[Source records]

◆ ◆ ◆ ◆ ◆ ◆ ◆

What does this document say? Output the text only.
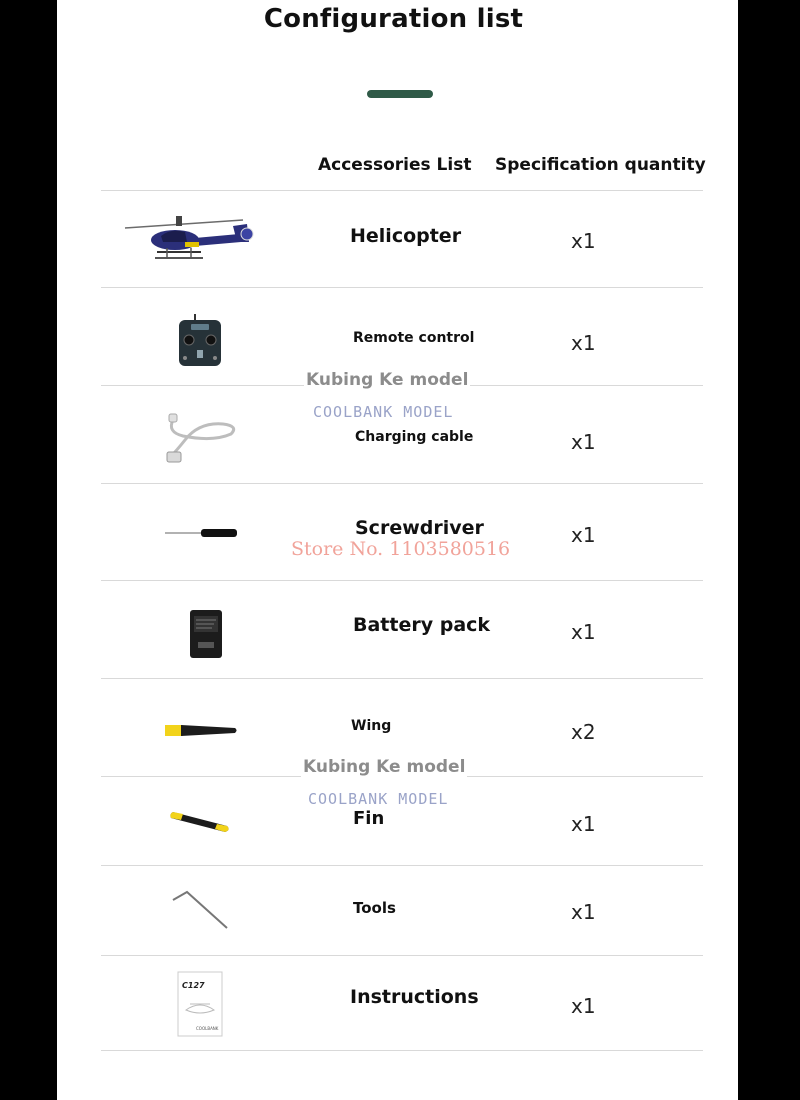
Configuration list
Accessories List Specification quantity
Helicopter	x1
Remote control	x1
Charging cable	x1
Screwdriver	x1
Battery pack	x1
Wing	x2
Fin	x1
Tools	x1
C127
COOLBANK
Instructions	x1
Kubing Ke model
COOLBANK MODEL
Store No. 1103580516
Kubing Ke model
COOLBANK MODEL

◆ ◆ ◆ ◆ ◆ ◆ ◆

=== Aim ===
Go through the listing above and write it all out exactly, leaving out any picture.

=== Response to this exercise ===
What does this document say? Output the text only.
Configuration list
Accessories List Specification quantity
Helicopter	x1
Remote control	x1
Charging cable	x1
Screwdriver	x1
Battery pack	x1
Wing	x2
Fin	x1
Tools	x1
C127
COOLBANK
Instructions	x1
Kubing Ke model
COOLBANK MODEL
Store No. 1103580516
Kubing Ke model
COOLBANK MODEL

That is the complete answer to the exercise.